─── Information provided ───

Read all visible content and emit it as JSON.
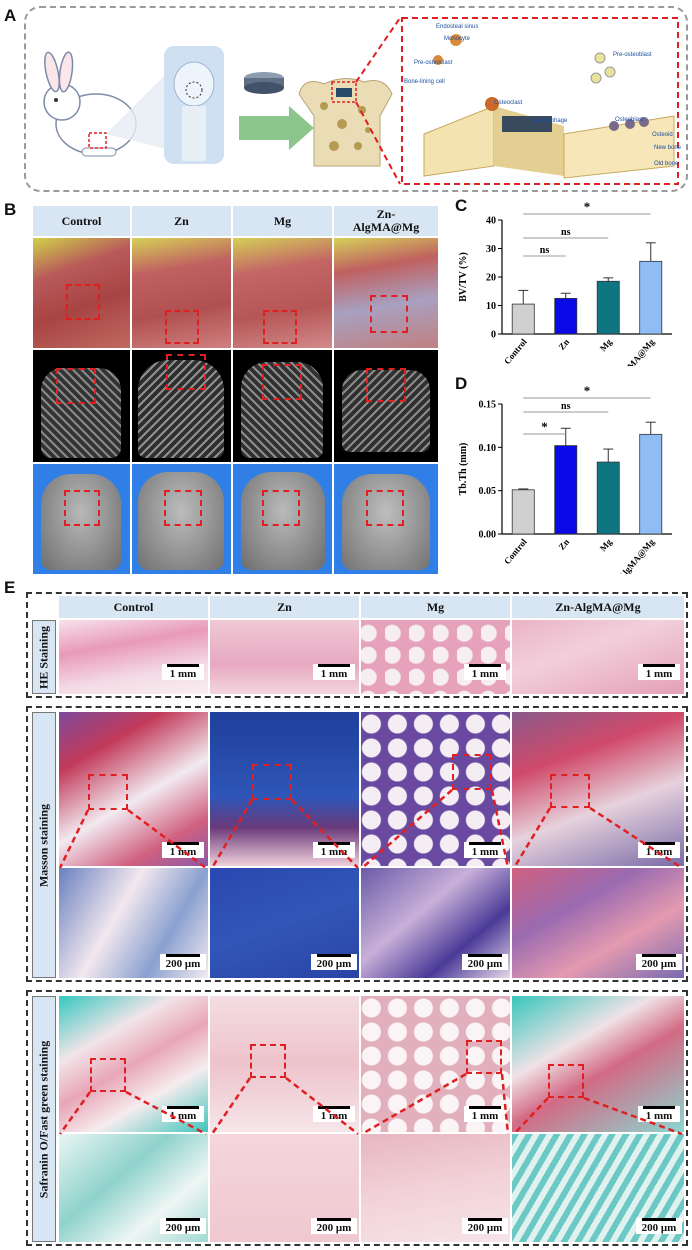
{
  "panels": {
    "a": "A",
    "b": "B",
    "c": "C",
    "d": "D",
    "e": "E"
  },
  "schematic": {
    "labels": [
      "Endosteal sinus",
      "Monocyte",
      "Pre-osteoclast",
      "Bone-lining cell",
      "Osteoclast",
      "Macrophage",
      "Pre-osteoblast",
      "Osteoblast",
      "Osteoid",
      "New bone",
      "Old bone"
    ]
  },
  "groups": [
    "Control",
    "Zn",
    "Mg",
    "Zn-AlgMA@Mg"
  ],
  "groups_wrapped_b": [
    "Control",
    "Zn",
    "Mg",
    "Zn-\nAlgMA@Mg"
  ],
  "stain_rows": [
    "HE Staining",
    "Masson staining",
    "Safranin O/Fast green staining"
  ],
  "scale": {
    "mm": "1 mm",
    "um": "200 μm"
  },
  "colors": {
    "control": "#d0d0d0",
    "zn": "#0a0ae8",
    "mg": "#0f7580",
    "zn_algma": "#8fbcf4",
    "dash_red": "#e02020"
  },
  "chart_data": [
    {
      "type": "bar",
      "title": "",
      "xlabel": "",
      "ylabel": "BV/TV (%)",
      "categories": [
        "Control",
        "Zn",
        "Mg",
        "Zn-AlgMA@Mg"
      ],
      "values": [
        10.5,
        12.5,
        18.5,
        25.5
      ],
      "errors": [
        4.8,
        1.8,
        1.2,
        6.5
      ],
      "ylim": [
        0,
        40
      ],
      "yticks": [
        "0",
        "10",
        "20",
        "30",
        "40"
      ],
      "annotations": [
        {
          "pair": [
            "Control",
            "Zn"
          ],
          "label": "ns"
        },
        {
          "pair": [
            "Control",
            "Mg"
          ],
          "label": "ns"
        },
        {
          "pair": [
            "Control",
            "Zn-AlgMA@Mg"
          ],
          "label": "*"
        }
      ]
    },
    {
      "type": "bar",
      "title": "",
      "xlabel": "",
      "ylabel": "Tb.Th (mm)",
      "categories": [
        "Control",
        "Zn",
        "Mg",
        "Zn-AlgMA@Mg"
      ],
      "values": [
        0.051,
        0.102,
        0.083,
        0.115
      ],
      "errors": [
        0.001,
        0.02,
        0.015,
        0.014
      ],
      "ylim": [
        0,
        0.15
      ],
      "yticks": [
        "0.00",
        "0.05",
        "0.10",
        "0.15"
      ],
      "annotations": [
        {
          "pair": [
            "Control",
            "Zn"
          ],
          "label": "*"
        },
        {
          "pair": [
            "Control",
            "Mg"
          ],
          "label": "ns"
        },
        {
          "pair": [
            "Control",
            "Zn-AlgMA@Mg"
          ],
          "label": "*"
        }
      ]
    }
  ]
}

───

> _Written task_: All of the entries above should be copied exactly, except for the pictures.

> _Full output_:
Read all visible content and emit it as JSON.
{
  "panels": {
    "a": "A",
    "b": "B",
    "c": "C",
    "d": "D",
    "e": "E"
  },
  "schematic": {
    "labels": [
      "Endosteal sinus",
      "Monocyte",
      "Pre-osteoclast",
      "Bone-lining cell",
      "Osteoclast",
      "Macrophage",
      "Pre-osteoblast",
      "Osteoblast",
      "Osteoid",
      "New bone",
      "Old bone"
    ]
  },
  "groups": [
    "Control",
    "Zn",
    "Mg",
    "Zn-AlgMA@Mg"
  ],
  "groups_wrapped_b": [
    "Control",
    "Zn",
    "Mg",
    "Zn-\nAlgMA@Mg"
  ],
  "stain_rows": [
    "HE Staining",
    "Masson staining",
    "Safranin O/Fast green staining"
  ],
  "scale": {
    "mm": "1 mm",
    "um": "200 μm"
  },
  "colors": {
    "control": "#d0d0d0",
    "zn": "#0a0ae8",
    "mg": "#0f7580",
    "zn_algma": "#8fbcf4",
    "dash_red": "#e02020"
  },
  "chart_data": [
    {
      "type": "bar",
      "title": "",
      "xlabel": "",
      "ylabel": "BV/TV (%)",
      "categories": [
        "Control",
        "Zn",
        "Mg",
        "Zn-AlgMA@Mg"
      ],
      "values": [
        10.5,
        12.5,
        18.5,
        25.5
      ],
      "errors": [
        4.8,
        1.8,
        1.2,
        6.5
      ],
      "ylim": [
        0,
        40
      ],
      "yticks": [
        "0",
        "10",
        "20",
        "30",
        "40"
      ],
      "annotations": [
        {
          "pair": [
            "Control",
            "Zn"
          ],
          "label": "ns"
        },
        {
          "pair": [
            "Control",
            "Mg"
          ],
          "label": "ns"
        },
        {
          "pair": [
            "Control",
            "Zn-AlgMA@Mg"
          ],
          "label": "*"
        }
      ]
    },
    {
      "type": "bar",
      "title": "",
      "xlabel": "",
      "ylabel": "Tb.Th (mm)",
      "categories": [
        "Control",
        "Zn",
        "Mg",
        "Zn-AlgMA@Mg"
      ],
      "values": [
        0.051,
        0.102,
        0.083,
        0.115
      ],
      "errors": [
        0.001,
        0.02,
        0.015,
        0.014
      ],
      "ylim": [
        0,
        0.15
      ],
      "yticks": [
        "0.00",
        "0.05",
        "0.10",
        "0.15"
      ],
      "annotations": [
        {
          "pair": [
            "Control",
            "Zn"
          ],
          "label": "*"
        },
        {
          "pair": [
            "Control",
            "Mg"
          ],
          "label": "ns"
        },
        {
          "pair": [
            "Control",
            "Zn-AlgMA@Mg"
          ],
          "label": "*"
        }
      ]
    }
  ]
}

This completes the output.